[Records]
>> start

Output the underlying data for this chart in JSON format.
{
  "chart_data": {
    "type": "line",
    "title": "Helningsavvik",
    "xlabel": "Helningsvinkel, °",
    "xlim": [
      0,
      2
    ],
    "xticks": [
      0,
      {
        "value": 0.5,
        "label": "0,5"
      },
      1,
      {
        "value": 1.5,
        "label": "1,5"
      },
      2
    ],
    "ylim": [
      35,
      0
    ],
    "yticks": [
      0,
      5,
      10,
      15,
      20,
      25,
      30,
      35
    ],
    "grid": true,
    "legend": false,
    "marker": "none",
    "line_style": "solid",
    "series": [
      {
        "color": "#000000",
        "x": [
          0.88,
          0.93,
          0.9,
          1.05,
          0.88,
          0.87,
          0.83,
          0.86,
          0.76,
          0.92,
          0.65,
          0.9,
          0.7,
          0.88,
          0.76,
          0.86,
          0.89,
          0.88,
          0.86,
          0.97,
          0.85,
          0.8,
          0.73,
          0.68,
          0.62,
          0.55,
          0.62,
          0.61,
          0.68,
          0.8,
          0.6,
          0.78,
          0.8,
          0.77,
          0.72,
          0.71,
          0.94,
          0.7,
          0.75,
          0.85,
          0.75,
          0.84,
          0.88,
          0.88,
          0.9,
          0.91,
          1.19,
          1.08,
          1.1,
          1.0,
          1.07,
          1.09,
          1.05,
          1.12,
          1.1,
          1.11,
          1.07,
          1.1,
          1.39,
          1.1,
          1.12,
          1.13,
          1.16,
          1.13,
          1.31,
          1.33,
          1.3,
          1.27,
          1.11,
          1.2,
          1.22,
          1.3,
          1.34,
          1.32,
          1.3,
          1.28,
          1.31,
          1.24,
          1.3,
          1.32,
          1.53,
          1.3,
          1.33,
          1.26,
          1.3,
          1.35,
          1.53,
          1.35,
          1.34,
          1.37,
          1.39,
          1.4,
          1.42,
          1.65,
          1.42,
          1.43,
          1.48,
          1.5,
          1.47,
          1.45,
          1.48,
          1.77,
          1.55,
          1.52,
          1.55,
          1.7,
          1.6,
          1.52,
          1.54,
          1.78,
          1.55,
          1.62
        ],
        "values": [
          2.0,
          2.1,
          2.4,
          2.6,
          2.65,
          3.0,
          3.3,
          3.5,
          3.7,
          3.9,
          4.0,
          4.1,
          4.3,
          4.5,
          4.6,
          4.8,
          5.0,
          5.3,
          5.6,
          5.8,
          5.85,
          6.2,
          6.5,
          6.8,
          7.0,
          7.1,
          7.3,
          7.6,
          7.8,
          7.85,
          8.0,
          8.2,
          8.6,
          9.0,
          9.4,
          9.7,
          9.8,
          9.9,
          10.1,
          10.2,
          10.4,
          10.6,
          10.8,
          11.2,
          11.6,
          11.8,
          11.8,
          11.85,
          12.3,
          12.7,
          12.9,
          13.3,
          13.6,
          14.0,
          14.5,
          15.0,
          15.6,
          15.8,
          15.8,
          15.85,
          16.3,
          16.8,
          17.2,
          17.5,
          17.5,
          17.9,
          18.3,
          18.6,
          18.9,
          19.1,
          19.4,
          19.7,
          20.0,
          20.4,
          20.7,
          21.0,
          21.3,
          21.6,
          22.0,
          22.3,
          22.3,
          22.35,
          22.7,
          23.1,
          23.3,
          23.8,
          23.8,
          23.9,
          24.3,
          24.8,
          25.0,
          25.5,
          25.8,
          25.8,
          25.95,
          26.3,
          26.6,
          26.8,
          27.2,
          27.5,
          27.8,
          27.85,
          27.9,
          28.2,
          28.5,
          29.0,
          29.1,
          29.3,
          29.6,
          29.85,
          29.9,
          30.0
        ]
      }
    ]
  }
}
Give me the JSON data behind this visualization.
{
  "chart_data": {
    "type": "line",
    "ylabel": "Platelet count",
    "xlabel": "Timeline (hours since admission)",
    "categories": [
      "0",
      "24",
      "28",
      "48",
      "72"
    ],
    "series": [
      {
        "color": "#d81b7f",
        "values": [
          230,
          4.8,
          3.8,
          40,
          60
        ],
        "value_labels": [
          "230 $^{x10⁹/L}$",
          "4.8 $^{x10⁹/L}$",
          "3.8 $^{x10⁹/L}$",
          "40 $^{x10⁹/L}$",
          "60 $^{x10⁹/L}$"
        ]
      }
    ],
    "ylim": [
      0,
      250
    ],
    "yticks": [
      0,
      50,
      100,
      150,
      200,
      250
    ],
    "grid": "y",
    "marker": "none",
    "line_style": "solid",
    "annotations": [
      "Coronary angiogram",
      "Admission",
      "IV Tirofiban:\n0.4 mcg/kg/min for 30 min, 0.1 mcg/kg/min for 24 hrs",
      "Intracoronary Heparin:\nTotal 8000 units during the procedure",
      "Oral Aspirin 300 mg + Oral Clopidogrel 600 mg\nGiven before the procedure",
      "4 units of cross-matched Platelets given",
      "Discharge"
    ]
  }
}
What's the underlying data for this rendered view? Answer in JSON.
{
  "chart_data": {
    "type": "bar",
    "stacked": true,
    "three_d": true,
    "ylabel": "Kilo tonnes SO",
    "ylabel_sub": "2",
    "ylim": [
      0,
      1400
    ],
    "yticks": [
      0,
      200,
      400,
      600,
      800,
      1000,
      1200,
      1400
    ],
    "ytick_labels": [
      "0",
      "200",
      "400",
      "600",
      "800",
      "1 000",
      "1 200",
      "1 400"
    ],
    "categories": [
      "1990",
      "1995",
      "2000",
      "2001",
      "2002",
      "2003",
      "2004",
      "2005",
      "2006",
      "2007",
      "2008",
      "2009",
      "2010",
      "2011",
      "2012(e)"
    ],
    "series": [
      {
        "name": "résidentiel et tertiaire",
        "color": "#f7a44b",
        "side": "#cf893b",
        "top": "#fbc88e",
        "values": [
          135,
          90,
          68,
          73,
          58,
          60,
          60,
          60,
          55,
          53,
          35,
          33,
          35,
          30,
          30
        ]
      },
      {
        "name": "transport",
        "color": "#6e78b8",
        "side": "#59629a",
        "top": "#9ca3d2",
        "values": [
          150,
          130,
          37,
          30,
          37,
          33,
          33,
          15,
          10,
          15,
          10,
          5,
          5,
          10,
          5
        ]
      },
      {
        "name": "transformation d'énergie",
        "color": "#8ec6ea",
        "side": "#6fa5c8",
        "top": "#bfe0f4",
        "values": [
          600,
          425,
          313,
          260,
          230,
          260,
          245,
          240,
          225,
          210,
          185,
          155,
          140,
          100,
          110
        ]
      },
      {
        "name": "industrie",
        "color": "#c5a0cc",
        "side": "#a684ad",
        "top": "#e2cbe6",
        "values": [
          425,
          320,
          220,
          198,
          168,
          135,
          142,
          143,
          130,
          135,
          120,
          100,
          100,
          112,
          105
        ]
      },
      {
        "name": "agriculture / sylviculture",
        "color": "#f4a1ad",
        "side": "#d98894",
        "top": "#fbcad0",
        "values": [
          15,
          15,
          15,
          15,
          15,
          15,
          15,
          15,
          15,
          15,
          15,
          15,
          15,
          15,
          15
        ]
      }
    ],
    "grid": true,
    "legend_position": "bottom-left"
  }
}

>> end

Copy every record exactly, with nothing added or dropped.

Output the underlying data for this chart in JSON format.
{
  "chart_data": {
    "type": "line",
    "title": "Helningsavvik",
    "xlabel": "Helningsvinkel, °",
    "xlim": [
      0,
      2
    ],
    "xticks": [
      0,
      {
        "value": 0.5,
        "label": "0,5"
      },
      1,
      {
        "value": 1.5,
        "label": "1,5"
      },
      2
    ],
    "ylim": [
      35,
      0
    ],
    "yticks": [
      0,
      5,
      10,
      15,
      20,
      25,
      30,
      35
    ],
    "grid": true,
    "legend": false,
    "marker": "none",
    "line_style": "solid",
    "series": [
      {
        "color": "#000000",
        "x": [
          0.88,
          0.93,
          0.9,
          1.05,
          0.88,
          0.87,
          0.83,
          0.86,
          0.76,
          0.92,
          0.65,
          0.9,
          0.7,
          0.88,
          0.76,
          0.86,
          0.89,
          0.88,
          0.86,
          0.97,
          0.85,
          0.8,
          0.73,
          0.68,
          0.62,
          0.55,
          0.62,
          0.61,
          0.68,
          0.8,
          0.6,
          0.78,
          0.8,
          0.77,
          0.72,
          0.71,
          0.94,
          0.7,
          0.75,
          0.85,
          0.75,
          0.84,
          0.88,
          0.88,
          0.9,
          0.91,
          1.19,
          1.08,
          1.1,
          1.0,
          1.07,
          1.09,
          1.05,
          1.12,
          1.1,
          1.11,
          1.07,
          1.1,
          1.39,
          1.1,
          1.12,
          1.13,
          1.16,
          1.13,
          1.31,
          1.33,
          1.3,
          1.27,
          1.11,
          1.2,
          1.22,
          1.3,
          1.34,
          1.32,
          1.3,
          1.28,
          1.31,
          1.24,
          1.3,
          1.32,
          1.53,
          1.3,
          1.33,
          1.26,
          1.3,
          1.35,
          1.53,
          1.35,
          1.34,
          1.37,
          1.39,
          1.4,
          1.42,
          1.65,
          1.42,
          1.43,
          1.48,
          1.5,
          1.47,
          1.45,
          1.48,
          1.77,
          1.55,
          1.52,
          1.55,
          1.7,
          1.6,
          1.52,
          1.54,
          1.78,
          1.55,
          1.62
        ],
        "values": [
          2.0,
          2.1,
          2.4,
          2.6,
          2.65,
          3.0,
          3.3,
          3.5,
          3.7,
          3.9,
          4.0,
          4.1,
          4.3,
          4.5,
          4.6,
          4.8,
          5.0,
          5.3,
          5.6,
          5.8,
          5.85,
          6.2,
          6.5,
          6.8,
          7.0,
          7.1,
          7.3,
          7.6,
          7.8,
          7.85,
          8.0,
          8.2,
          8.6,
          9.0,
          9.4,
          9.7,
          9.8,
          9.9,
          10.1,
          10.2,
          10.4,
          10.6,
          10.8,
          11.2,
          11.6,
          11.8,
          11.8,
          11.85,
          12.3,
          12.7,
          12.9,
          13.3,
          13.6,
          14.0,
          14.5,
          15.0,
          15.6,
          15.8,
          15.8,
          15.85,
          16.3,
          16.8,
          17.2,
          17.5,
          17.5,
          17.9,
          18.3,
          18.6,
          18.9,
          19.1,
          19.4,
          19.7,
          20.0,
          20.4,
          20.7,
          21.0,
          21.3,
          21.6,
          22.0,
          22.3,
          22.3,
          22.35,
          22.7,
          23.1,
          23.3,
          23.8,
          23.8,
          23.9,
          24.3,
          24.8,
          25.0,
          25.5,
          25.8,
          25.8,
          25.95,
          26.3,
          26.6,
          26.8,
          27.2,
          27.5,
          27.8,
          27.85,
          27.9,
          28.2,
          28.5,
          29.0,
          29.1,
          29.3,
          29.6,
          29.85,
          29.9,
          30.0
        ]
      }
    ]
  }
}
Give me the JSON data behind this visualization.
{
  "chart_data": {
    "type": "line",
    "ylabel": "Platelet count",
    "xlabel": "Timeline (hours since admission)",
    "categories": [
      "0",
      "24",
      "28",
      "48",
      "72"
    ],
    "series": [
      {
        "color": "#d81b7f",
        "values": [
          230,
          4.8,
          3.8,
          40,
          60
        ],
        "value_labels": [
          "230 $^{x10⁹/L}$",
          "4.8 $^{x10⁹/L}$",
          "3.8 $^{x10⁹/L}$",
          "40 $^{x10⁹/L}$",
          "60 $^{x10⁹/L}$"
        ]
      }
    ],
    "ylim": [
      0,
      250
    ],
    "yticks": [
      0,
      50,
      100,
      150,
      200,
      250
    ],
    "grid": "y",
    "marker": "none",
    "line_style": "solid",
    "annotations": [
      "Coronary angiogram",
      "Admission",
      "IV Tirofiban:\n0.4 mcg/kg/min for 30 min, 0.1 mcg/kg/min for 24 hrs",
      "Intracoronary Heparin:\nTotal 8000 units during the procedure",
      "Oral Aspirin 300 mg + Oral Clopidogrel 600 mg\nGiven before the procedure",
      "4 units of cross-matched Platelets given",
      "Discharge"
    ]
  }
}
What's the underlying data for this rendered view? Answer in JSON.
{
  "chart_data": {
    "type": "bar",
    "stacked": true,
    "three_d": true,
    "ylabel": "Kilo tonnes SO",
    "ylabel_sub": "2",
    "ylim": [
      0,
      1400
    ],
    "yticks": [
      0,
      200,
      400,
      600,
      800,
      1000,
      1200,
      1400
    ],
    "ytick_labels": [
      "0",
      "200",
      "400",
      "600",
      "800",
      "1 000",
      "1 200",
      "1 400"
    ],
    "categories": [
      "1990",
      "1995",
      "2000",
      "2001",
      "2002",
      "2003",
      "2004",
      "2005",
      "2006",
      "2007",
      "2008",
      "2009",
      "2010",
      "2011",
      "2012(e)"
    ],
    "series": [
      {
        "name": "résidentiel et tertiaire",
        "color": "#f7a44b",
        "side": "#cf893b",
        "top": "#fbc88e",
        "values": [
          135,
          90,
          68,
          73,
          58,
          60,
          60,
          60,
          55,
          53,
          35,
          33,
          35,
          30,
          30
        ]
      },
      {
        "name": "transport",
        "color": "#6e78b8",
        "side": "#59629a",
        "top": "#9ca3d2",
        "values": [
          150,
          130,
          37,
          30,
          37,
          33,
          33,
          15,
          10,
          15,
          10,
          5,
          5,
          10,
          5
        ]
      },
      {
        "name": "transformation d'énergie",
        "color": "#8ec6ea",
        "side": "#6fa5c8",
        "top": "#bfe0f4",
        "values": [
          600,
          425,
          313,
          260,
          230,
          260,
          245,
          240,
          225,
          210,
          185,
          155,
          140,
          100,
          110
        ]
      },
      {
        "name": "industrie",
        "color": "#c5a0cc",
        "side": "#a684ad",
        "top": "#e2cbe6",
        "values": [
          425,
          320,
          220,
          198,
          168,
          135,
          142,
          143,
          130,
          135,
          120,
          100,
          100,
          112,
          105
        ]
      },
      {
        "name": "agriculture / sylviculture",
        "color": "#f4a1ad",
        "side": "#d98894",
        "top": "#fbcad0",
        "values": [
          15,
          15,
          15,
          15,
          15,
          15,
          15,
          15,
          15,
          15,
          15,
          15,
          15,
          15,
          15
        ]
      }
    ],
    "grid": true,
    "legend_position": "bottom-left"
  }
}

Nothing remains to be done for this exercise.